_Written exercise_.
Transcribe the records below exactly, leaving out any pictures.

Data entries:
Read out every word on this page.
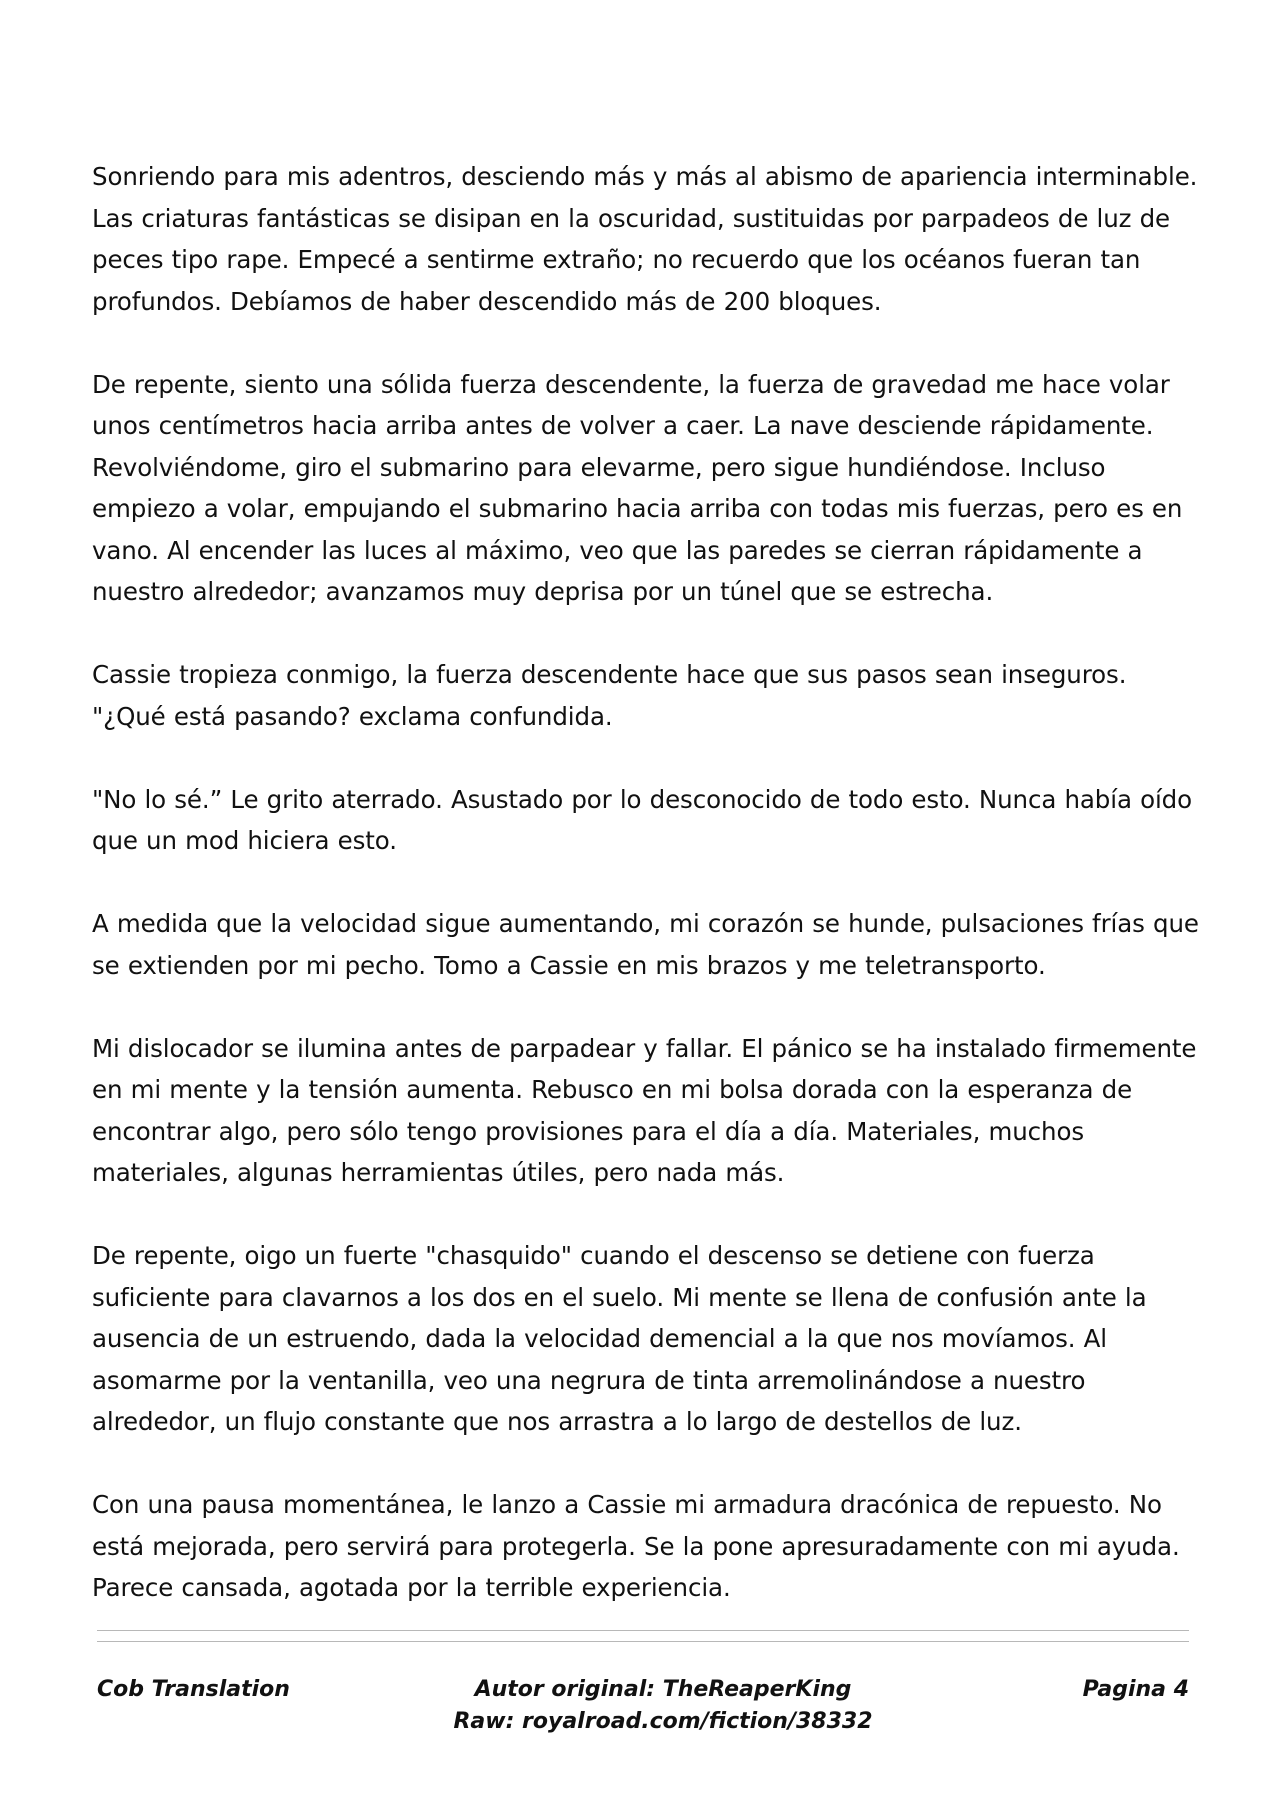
Sonriendo para mis adentros, desciendo más y más al abismo de apariencia interminable. Las criaturas fantásticas se disipan en la oscuridad, sustituidas por parpadeos de luz de peces tipo rape. Empecé a sentirme extraño; no recuerdo que los océanos fueran tan profundos. Debíamos de haber descendido más de 200 bloques.

De repente, siento una sólida fuerza descendente, la fuerza de gravedad me hace volar unos centímetros hacia arriba antes de volver a caer. La nave desciende rápidamente. Revolviéndome, giro el submarino para elevarme, pero sigue hundiéndose. Incluso empiezo a volar, empujando el submarino hacia arriba con todas mis fuerzas, pero es en vano. Al encender las luces al máximo, veo que las paredes se cierran rápidamente a nuestro alrededor; avanzamos muy deprisa por un túnel que se estrecha.

Cassie tropieza conmigo, la fuerza descendente hace que sus pasos sean inseguros. "¿Qué está pasando? exclama confundida.

"No lo sé.” Le grito aterrado. Asustado por lo desconocido de todo esto. Nunca había oído que un mod hiciera esto.

A medida que la velocidad sigue aumentando, mi corazón se hunde, pulsaciones frías que se extienden por mi pecho. Tomo a Cassie en mis brazos y me teletransporto.

Mi dislocador se ilumina antes de parpadear y fallar. El pánico se ha instalado firmemente en mi mente y la tensión aumenta. Rebusco en mi bolsa dorada con la esperanza de encontrar algo, pero sólo tengo provisiones para el día a día. Materiales, muchos materiales, algunas herramientas útiles, pero nada más.

De repente, oigo un fuerte "chasquido" cuando el descenso se detiene con fuerza suficiente para clavarnos a los dos en el suelo. Mi mente se llena de confusión ante la ausencia de un estruendo, dada la velocidad demencial a la que nos movíamos. Al asomarme por la ventanilla, veo una negrura de tinta arremolinándose a nuestro alrededor, un flujo constante que nos arrastra a lo largo de destellos de luz.

Con una pausa momentánea, le lanzo a Cassie mi armadura dracónica de repuesto. No está mejorada, pero servirá para protegerla. Se la pone apresuradamente con mi ayuda. Parece cansada, agotada por la terrible experiencia.

Cob Translation	Autor original: TheReaperKing
Raw: royalroad.com/fiction/38332
Pagina 4
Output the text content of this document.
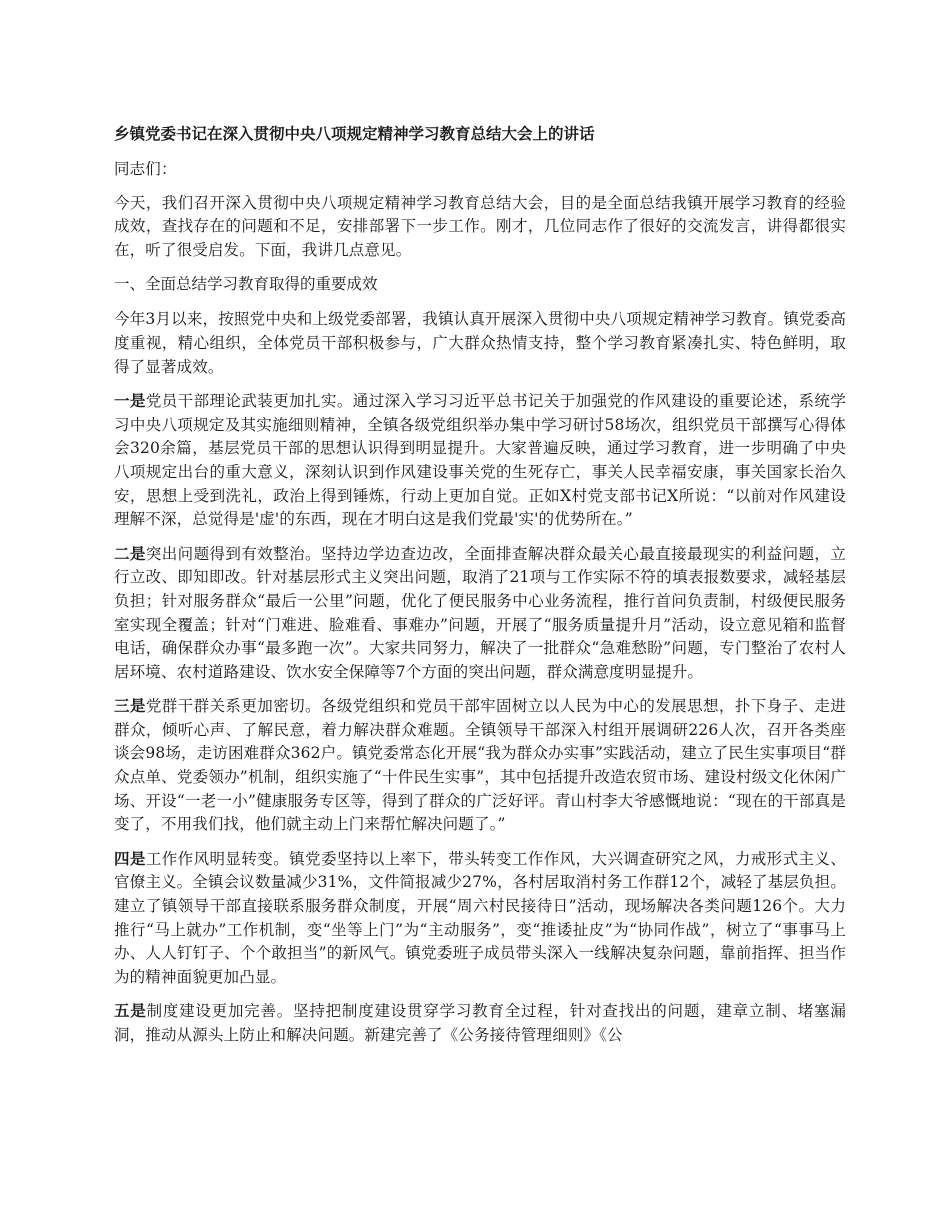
乡镇党委书记在深入贯彻中央八项规定精神学习教育总结大会上的讲话

同志们：

今天，我们召开深入贯彻中央八项规定精神学习教育总结大会，目的是全面总结我镇开展学习教育的经验成效，查找存在的问题和不足，安排部署下一步工作。刚才，几位同志作了很好的交流发言，讲得都很实在，听了很受启发。下面，我讲几点意见。

一、全面总结学习教育取得的重要成效

今年3月以来，按照党中央和上级党委部署，我镇认真开展深入贯彻中央八项规定精神学习教育。镇党委高度重视，精心组织，全体党员干部积极参与，广大群众热情支持，整个学习教育紧凑扎实、特色鲜明，取得了显著成效。

一是党员干部理论武装更加扎实。通过深入学习习近平总书记关于加强党的作风建设的重要论述，系统学习中央八项规定及其实施细则精神，全镇各级党组织举办集中学习研讨58场次，组织党员干部撰写心得体会320余篇，基层党员干部的思想认识得到明显提升。大家普遍反映，通过学习教育，进一步明确了中央八项规定出台的重大意义，深刻认识到作风建设事关党的生死存亡，事关人民幸福安康，事关国家长治久安，思想上受到洗礼，政治上得到锤炼，行动上更加自觉。正如X村党支部书记X所说：“以前对作风建设理解不深，总觉得是'虚'的东西，现在才明白这是我们党最'实'的优势所在。”

二是突出问题得到有效整治。坚持边学边查边改，全面排查解决群众最关心最直接最现实的利益问题，立行立改、即知即改。针对基层形式主义突出问题，取消了21项与工作实际不符的填表报数要求，减轻基层负担；针对服务群众“最后一公里”问题，优化了便民服务中心业务流程，推行首问负责制，村级便民服务室实现全覆盖；针对“门难进、脸难看、事难办”问题，开展了“服务质量提升月”活动，设立意见箱和监督电话，确保群众办事“最多跑一次”。大家共同努力，解决了一批群众“急难愁盼”问题，专门整治了农村人居环境、农村道路建设、饮水安全保障等7个方面的突出问题，群众满意度明显提升。

三是党群干群关系更加密切。各级党组织和党员干部牢固树立以人民为中心的发展思想，扑下身子、走进群众，倾听心声、了解民意，着力解决群众难题。全镇领导干部深入村组开展调研226人次，召开各类座谈会98场，走访困难群众362户。镇党委常态化开展“我为群众办实事”实践活动，建立了民生实事项目“群众点单、党委领办”机制，组织实施了“十件民生实事”，其中包括提升改造农贸市场、建设村级文化休闲广场、开设“一老一小”健康服务专区等，得到了群众的广泛好评。青山村李大爷感慨地说：“现在的干部真是变了，不用我们找，他们就主动上门来帮忙解决问题了。”

四是工作作风明显转变。镇党委坚持以上率下，带头转变工作作风，大兴调查研究之风，力戒形式主义、官僚主义。全镇会议数量减少31%，文件简报减少27%，各村居取消村务工作群12个，减轻了基层负担。建立了镇领导干部直接联系服务群众制度，开展“周六村民接待日”活动，现场解决各类问题126个。大力推行“马上就办”工作机制，变“坐等上门”为“主动服务”，变“推诿扯皮”为“协同作战”，树立了“事事马上办、人人钉钉子、个个敢担当”的新风气。镇党委班子成员带头深入一线解决复杂问题，靠前指挥、担当作为的精神面貌更加凸显。

五是制度建设更加完善。坚持把制度建设贯穿学习教育全过程，针对查找出的问题，建章立制、堵塞漏洞，推动从源头上防止和解决问题。新建完善了《公务接待管理细则》《公
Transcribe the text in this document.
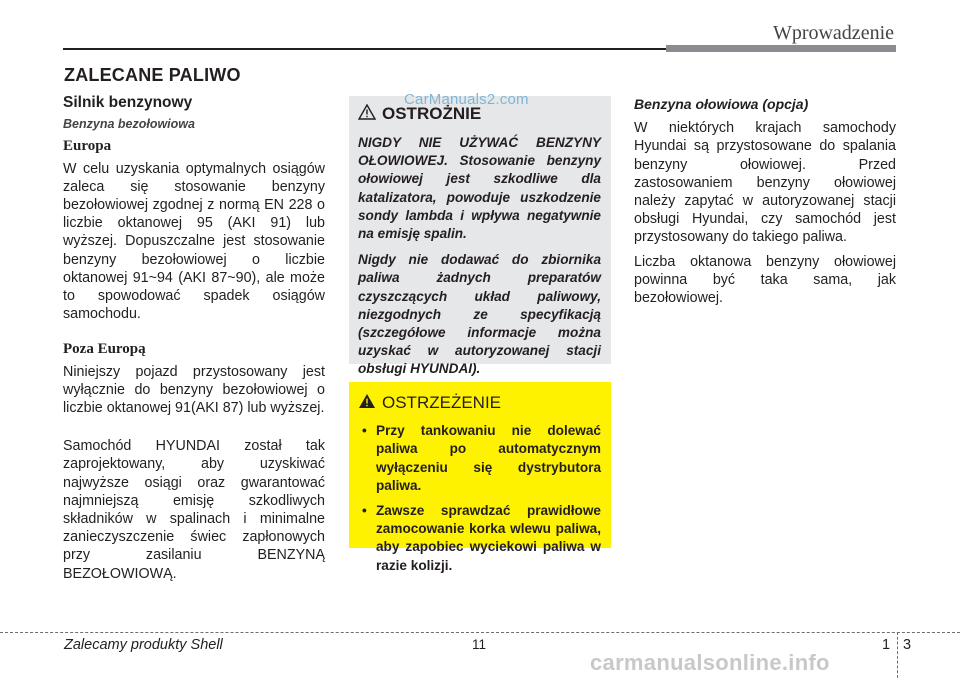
Wprowadzenie
ZALECANE PALIWO
Silnik benzynowy
Benzyna bezołowiowa
Europa

W celu uzyskania optymalnych osiągów zaleca się stosowanie benzyny bezołowiowej zgodnej z normą EN 228 o liczbie oktanowej 95 (AKI 91) lub wyższej. Dopuszczalne jest stosowanie benzyny bezołowiowej o liczbie oktanowej 91~94 (AKI 87~90), ale może to spowodować spadek osiągów samochodu.

Poza Europą

Niniejszy pojazd przystosowany jest wyłącznie do benzyny bezołowiowej o liczbie oktanowej 91(AKI 87) lub wyższej.

Samochód HYUNDAI został tak zaprojektowany, aby uzyskiwać najwyższe osiągi oraz gwarantować najmniejszą emisję szkodliwych składników w spalinach i minimalne zanieczyszczenie świec zapłonowych przy zasilaniu BENZYNĄ BEZOŁOWIOWĄ.

OSTROŻNIE

NIGDY NIE UŻYWAĆ BENZYNY OŁOWIOWEJ. Stosowanie benzyny ołowiowej jest szkodliwe dla katalizatora, powoduje uszkodzenie sondy lambda i wpływa negatywnie na emisję spalin.

Nigdy nie dodawać do zbiornika paliwa żadnych preparatów czyszczących układ paliwowy, niezgodnych ze specyfikacją (szczegółowe informacje można uzyskać w autoryzowanej stacji obsługi HYUNDAI).

CarManuals2.com
OSTRZEŻENIE
• Przy tankowaniu nie dolewać paliwa po automatycznym wyłączeniu się dystrybutora paliwa.
• Zawsze sprawdzać prawidłowe zamocowanie korka wlewu paliwa, aby zapobiec wyciekowi paliwa w razie kolizji.
Benzyna ołowiowa (opcja)

W niektórych krajach samochody Hyundai są przystosowane do spalania benzyny ołowiowej. Przed zastosowaniem benzyny ołowiowej należy zapytać w autoryzowanej stacji obsługi Hyundai, czy samochód jest przystosowany do takiego paliwa.

Liczba oktanowa benzyny ołowiowej powinna być taka sama, jak bezołowiowej.

Zalecamy produkty Shell	11	1 3
carmanualsonline.info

_Solution below_.
Read out every word on this page.
Sonriendo para mis adentros, desciendo más y más al abismo de apariencia interminable. Las criaturas fantásticas se disipan en la oscuridad, sustituidas por parpadeos de luz de peces tipo rape. Empecé a sentirme extraño; no recuerdo que los océanos fueran tan profundos. Debíamos de haber descendido más de 200 bloques.

De repente, siento una sólida fuerza descendente, la fuerza de gravedad me hace volar unos centímetros hacia arriba antes de volver a caer. La nave desciende rápidamente. Revolviéndome, giro el submarino para elevarme, pero sigue hundiéndose. Incluso empiezo a volar, empujando el submarino hacia arriba con todas mis fuerzas, pero es en vano. Al encender las luces al máximo, veo que las paredes se cierran rápidamente a nuestro alrededor; avanzamos muy deprisa por un túnel que se estrecha.

Cassie tropieza conmigo, la fuerza descendente hace que sus pasos sean inseguros. "¿Qué está pasando? exclama confundida.

"No lo sé.” Le grito aterrado. Asustado por lo desconocido de todo esto. Nunca había oído que un mod hiciera esto.

A medida que la velocidad sigue aumentando, mi corazón se hunde, pulsaciones frías que se extienden por mi pecho. Tomo a Cassie en mis brazos y me teletransporto.

Mi dislocador se ilumina antes de parpadear y fallar. El pánico se ha instalado firmemente en mi mente y la tensión aumenta. Rebusco en mi bolsa dorada con la esperanza de encontrar algo, pero sólo tengo provisiones para el día a día. Materiales, muchos materiales, algunas herramientas útiles, pero nada más.

De repente, oigo un fuerte "chasquido" cuando el descenso se detiene con fuerza suficiente para clavarnos a los dos en el suelo. Mi mente se llena de confusión ante la ausencia de un estruendo, dada la velocidad demencial a la que nos movíamos. Al asomarme por la ventanilla, veo una negrura de tinta arremolinándose a nuestro alrededor, un flujo constante que nos arrastra a lo largo de destellos de luz.

Con una pausa momentánea, le lanzo a Cassie mi armadura dracónica de repuesto. No está mejorada, pero servirá para protegerla. Se la pone apresuradamente con mi ayuda. Parece cansada, agotada por la terrible experiencia.

Cob Translation	Autor original: TheReaperKing
Raw: royalroad.com/fiction/38332
Pagina 4
Output the text content of this document.
乡镇党委书记在深入贯彻中央八项规定精神学习教育总结大会上的讲话

同志们：

今天，我们召开深入贯彻中央八项规定精神学习教育总结大会，目的是全面总结我镇开展学习教育的经验成效，查找存在的问题和不足，安排部署下一步工作。刚才，几位同志作了很好的交流发言，讲得都很实在，听了很受启发。下面，我讲几点意见。

一、全面总结学习教育取得的重要成效

今年3月以来，按照党中央和上级党委部署，我镇认真开展深入贯彻中央八项规定精神学习教育。镇党委高度重视，精心组织，全体党员干部积极参与，广大群众热情支持，整个学习教育紧凑扎实、特色鲜明，取得了显著成效。

一是党员干部理论武装更加扎实。通过深入学习习近平总书记关于加强党的作风建设的重要论述，系统学习中央八项规定及其实施细则精神，全镇各级党组织举办集中学习研讨58场次，组织党员干部撰写心得体会320余篇，基层党员干部的思想认识得到明显提升。大家普遍反映，通过学习教育，进一步明确了中央八项规定出台的重大意义，深刻认识到作风建设事关党的生死存亡，事关人民幸福安康，事关国家长治久安，思想上受到洗礼，政治上得到锤炼，行动上更加自觉。正如X村党支部书记X所说：“以前对作风建设理解不深，总觉得是'虚'的东西，现在才明白这是我们党最'实'的优势所在。”

二是突出问题得到有效整治。坚持边学边查边改，全面排查解决群众最关心最直接最现实的利益问题，立行立改、即知即改。针对基层形式主义突出问题，取消了21项与工作实际不符的填表报数要求，减轻基层负担；针对服务群众“最后一公里”问题，优化了便民服务中心业务流程，推行首问负责制，村级便民服务室实现全覆盖；针对“门难进、脸难看、事难办”问题，开展了“服务质量提升月”活动，设立意见箱和监督电话，确保群众办事“最多跑一次”。大家共同努力，解决了一批群众“急难愁盼”问题，专门整治了农村人居环境、农村道路建设、饮水安全保障等7个方面的突出问题，群众满意度明显提升。

三是党群干群关系更加密切。各级党组织和党员干部牢固树立以人民为中心的发展思想，扑下身子、走进群众，倾听心声、了解民意，着力解决群众难题。全镇领导干部深入村组开展调研226人次，召开各类座谈会98场，走访困难群众362户。镇党委常态化开展“我为群众办实事”实践活动，建立了民生实事项目“群众点单、党委领办”机制，组织实施了“十件民生实事”，其中包括提升改造农贸市场、建设村级文化休闲广场、开设“一老一小”健康服务专区等，得到了群众的广泛好评。青山村李大爷感慨地说：“现在的干部真是变了，不用我们找，他们就主动上门来帮忙解决问题了。”

四是工作作风明显转变。镇党委坚持以上率下，带头转变工作作风，大兴调查研究之风，力戒形式主义、官僚主义。全镇会议数量减少31%，文件简报减少27%，各村居取消村务工作群12个，减轻了基层负担。建立了镇领导干部直接联系服务群众制度，开展“周六村民接待日”活动，现场解决各类问题126个。大力推行“马上就办”工作机制，变“坐等上门”为“主动服务”，变“推诿扯皮”为“协同作战”，树立了“事事马上办、人人钉钉子、个个敢担当”的新风气。镇党委班子成员带头深入一线解决复杂问题，靠前指挥、担当作为的精神面貌更加凸显。

五是制度建设更加完善。坚持把制度建设贯穿学习教育全过程，针对查找出的问题，建章立制、堵塞漏洞，推动从源头上防止和解决问题。新建完善了《公务接待管理细则》《公
Transcribe the text in this document.
Wprowadzenie
ZALECANE PALIWO
Silnik benzynowy
Benzyna bezołowiowa
Europa

W celu uzyskania optymalnych osiągów zaleca się stosowanie benzyny bezołowiowej zgodnej z normą EN 228 o liczbie oktanowej 95 (AKI 91) lub wyższej. Dopuszczalne jest stosowanie benzyny bezołowiowej o liczbie oktanowej 91~94 (AKI 87~90), ale może to spowodować spadek osiągów samochodu.

Poza Europą

Niniejszy pojazd przystosowany jest wyłącznie do benzyny bezołowiowej o liczbie oktanowej 91(AKI 87) lub wyższej.

Samochód HYUNDAI został tak zaprojektowany, aby uzyskiwać najwyższe osiągi oraz gwarantować najmniejszą emisję szkodliwych składników w spalinach i minimalne zanieczyszczenie świec zapłonowych przy zasilaniu BENZYNĄ BEZOŁOWIOWĄ.

OSTROŻNIE

NIGDY NIE UŻYWAĆ BENZYNY OŁOWIOWEJ. Stosowanie benzyny ołowiowej jest szkodliwe dla katalizatora, powoduje uszkodzenie sondy lambda i wpływa negatywnie na emisję spalin.

Nigdy nie dodawać do zbiornika paliwa żadnych preparatów czyszczących układ paliwowy, niezgodnych ze specyfikacją (szczegółowe informacje można uzyskać w autoryzowanej stacji obsługi HYUNDAI).

CarManuals2.com
OSTRZEŻENIE
• Przy tankowaniu nie dolewać paliwa po automatycznym wyłączeniu się dystrybutora paliwa.
• Zawsze sprawdzać prawidłowe zamocowanie korka wlewu paliwa, aby zapobiec wyciekowi paliwa w razie kolizji.
Benzyna ołowiowa (opcja)

W niektórych krajach samochody Hyundai są przystosowane do spalania benzyny ołowiowej. Przed zastosowaniem benzyny ołowiowej należy zapytać w autoryzowanej stacji obsługi Hyundai, czy samochód jest przystosowany do takiego paliwa.

Liczba oktanowa benzyny ołowiowej powinna być taka sama, jak bezołowiowej.

Zalecamy produkty Shell	11	1 3
carmanualsonline.info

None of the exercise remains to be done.